• **Set task**
Copy each line of the data below with the word "JSON".

+++ Exercise input +++

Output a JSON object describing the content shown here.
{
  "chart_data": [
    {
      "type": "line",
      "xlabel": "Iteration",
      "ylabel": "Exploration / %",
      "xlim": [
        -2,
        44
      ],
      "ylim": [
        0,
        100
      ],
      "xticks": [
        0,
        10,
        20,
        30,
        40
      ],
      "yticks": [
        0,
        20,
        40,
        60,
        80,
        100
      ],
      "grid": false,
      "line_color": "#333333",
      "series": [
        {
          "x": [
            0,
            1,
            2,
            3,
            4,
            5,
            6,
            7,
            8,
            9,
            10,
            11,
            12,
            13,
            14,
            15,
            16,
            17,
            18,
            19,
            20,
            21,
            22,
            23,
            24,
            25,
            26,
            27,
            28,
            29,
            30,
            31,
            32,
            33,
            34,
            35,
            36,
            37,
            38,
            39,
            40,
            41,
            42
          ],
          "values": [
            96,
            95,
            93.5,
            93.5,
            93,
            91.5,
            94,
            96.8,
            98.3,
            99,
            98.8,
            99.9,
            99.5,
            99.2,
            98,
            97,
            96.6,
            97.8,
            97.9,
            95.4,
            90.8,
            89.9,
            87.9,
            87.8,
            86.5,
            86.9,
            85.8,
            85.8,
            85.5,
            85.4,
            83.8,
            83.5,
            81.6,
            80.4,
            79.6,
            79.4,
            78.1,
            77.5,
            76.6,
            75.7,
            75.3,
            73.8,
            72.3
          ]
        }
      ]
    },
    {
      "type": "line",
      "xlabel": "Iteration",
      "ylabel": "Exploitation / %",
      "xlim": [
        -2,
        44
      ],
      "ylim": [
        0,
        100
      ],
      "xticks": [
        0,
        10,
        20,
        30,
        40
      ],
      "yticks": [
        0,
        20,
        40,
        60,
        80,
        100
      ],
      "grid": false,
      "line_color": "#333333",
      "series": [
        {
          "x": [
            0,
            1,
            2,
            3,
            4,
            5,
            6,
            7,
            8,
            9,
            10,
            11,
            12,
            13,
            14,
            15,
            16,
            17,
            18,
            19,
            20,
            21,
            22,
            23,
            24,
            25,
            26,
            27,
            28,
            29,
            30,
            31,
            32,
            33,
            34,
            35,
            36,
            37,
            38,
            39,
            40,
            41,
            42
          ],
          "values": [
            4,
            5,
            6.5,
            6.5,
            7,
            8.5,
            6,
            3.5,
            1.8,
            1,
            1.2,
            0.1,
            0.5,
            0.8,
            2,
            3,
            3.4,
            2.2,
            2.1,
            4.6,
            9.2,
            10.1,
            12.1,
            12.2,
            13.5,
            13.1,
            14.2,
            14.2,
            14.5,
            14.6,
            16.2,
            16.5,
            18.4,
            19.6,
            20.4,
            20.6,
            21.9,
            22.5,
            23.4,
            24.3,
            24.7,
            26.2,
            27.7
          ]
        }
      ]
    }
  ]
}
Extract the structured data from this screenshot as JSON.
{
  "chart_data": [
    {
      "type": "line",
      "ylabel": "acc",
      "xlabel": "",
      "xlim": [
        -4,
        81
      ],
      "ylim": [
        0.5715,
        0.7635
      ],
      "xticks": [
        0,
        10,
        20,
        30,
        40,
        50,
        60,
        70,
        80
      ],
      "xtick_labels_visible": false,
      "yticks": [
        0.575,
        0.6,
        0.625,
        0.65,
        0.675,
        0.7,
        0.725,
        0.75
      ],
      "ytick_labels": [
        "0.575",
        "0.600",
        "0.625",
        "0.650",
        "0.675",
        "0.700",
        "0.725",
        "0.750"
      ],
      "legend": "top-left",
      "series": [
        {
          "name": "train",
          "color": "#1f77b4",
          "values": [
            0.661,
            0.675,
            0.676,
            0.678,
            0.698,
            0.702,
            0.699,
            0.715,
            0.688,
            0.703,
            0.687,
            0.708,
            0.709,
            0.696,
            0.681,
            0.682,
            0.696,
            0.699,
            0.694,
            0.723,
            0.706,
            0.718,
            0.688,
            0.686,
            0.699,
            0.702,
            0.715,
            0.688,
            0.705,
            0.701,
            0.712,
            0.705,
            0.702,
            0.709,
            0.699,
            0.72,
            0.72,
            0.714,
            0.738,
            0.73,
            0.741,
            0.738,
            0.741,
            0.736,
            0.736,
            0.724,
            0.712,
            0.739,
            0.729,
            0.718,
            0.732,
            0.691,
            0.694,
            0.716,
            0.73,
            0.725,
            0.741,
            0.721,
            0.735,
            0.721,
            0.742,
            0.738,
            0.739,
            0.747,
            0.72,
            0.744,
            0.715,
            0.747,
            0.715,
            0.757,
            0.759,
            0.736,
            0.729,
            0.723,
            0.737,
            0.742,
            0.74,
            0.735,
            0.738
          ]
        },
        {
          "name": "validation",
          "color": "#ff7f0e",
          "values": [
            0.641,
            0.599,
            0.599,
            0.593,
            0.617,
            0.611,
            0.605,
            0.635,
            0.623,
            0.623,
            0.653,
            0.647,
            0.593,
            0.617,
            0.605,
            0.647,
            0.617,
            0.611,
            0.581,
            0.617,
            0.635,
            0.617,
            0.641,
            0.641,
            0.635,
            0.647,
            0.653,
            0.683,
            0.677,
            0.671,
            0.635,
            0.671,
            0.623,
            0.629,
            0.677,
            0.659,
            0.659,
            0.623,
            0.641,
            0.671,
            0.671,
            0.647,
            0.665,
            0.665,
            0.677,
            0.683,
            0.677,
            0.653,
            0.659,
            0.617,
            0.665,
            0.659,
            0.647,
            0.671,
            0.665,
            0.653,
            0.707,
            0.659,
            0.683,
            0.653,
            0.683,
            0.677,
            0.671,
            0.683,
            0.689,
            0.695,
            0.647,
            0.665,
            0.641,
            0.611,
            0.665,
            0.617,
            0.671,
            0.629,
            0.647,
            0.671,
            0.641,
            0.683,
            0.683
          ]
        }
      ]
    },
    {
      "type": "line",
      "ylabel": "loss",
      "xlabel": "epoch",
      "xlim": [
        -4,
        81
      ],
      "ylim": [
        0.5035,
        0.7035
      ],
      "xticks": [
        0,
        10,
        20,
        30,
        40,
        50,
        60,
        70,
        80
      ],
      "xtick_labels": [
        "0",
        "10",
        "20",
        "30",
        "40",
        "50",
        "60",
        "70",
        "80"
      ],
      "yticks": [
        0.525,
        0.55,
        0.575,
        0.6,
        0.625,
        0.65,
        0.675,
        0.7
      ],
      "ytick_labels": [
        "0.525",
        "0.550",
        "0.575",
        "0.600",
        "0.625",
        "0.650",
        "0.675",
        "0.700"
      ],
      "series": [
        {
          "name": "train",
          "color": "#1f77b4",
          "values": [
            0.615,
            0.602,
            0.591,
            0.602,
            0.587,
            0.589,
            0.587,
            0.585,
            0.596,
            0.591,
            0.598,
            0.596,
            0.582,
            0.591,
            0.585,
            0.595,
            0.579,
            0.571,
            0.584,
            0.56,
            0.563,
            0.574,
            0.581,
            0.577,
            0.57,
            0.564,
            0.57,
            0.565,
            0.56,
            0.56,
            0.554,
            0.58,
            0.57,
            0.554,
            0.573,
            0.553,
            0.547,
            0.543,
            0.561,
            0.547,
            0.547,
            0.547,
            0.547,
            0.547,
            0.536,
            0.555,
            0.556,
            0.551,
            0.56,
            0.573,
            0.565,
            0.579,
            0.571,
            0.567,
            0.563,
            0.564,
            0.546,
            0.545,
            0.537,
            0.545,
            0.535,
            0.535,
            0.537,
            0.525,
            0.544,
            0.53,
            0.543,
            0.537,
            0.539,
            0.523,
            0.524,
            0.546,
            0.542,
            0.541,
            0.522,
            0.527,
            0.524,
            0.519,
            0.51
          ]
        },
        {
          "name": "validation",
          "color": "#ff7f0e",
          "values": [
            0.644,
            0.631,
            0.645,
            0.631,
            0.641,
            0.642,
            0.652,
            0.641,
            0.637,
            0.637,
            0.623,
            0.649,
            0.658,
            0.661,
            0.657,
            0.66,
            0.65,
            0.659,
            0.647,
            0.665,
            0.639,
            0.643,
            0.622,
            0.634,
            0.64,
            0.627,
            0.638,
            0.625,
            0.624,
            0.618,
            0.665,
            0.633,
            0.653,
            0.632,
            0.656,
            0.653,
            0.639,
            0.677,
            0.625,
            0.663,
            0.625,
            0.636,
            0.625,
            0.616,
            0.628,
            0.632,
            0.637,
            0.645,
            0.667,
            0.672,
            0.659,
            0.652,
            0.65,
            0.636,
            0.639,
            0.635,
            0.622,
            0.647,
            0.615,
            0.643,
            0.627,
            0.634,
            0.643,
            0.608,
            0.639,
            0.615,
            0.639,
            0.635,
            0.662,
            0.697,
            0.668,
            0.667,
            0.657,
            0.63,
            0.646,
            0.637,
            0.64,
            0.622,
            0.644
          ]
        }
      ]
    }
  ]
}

+++

• **Expected answer**
Output a JSON object describing the content shown here.
Extract the structured data from this screenshot as JSON.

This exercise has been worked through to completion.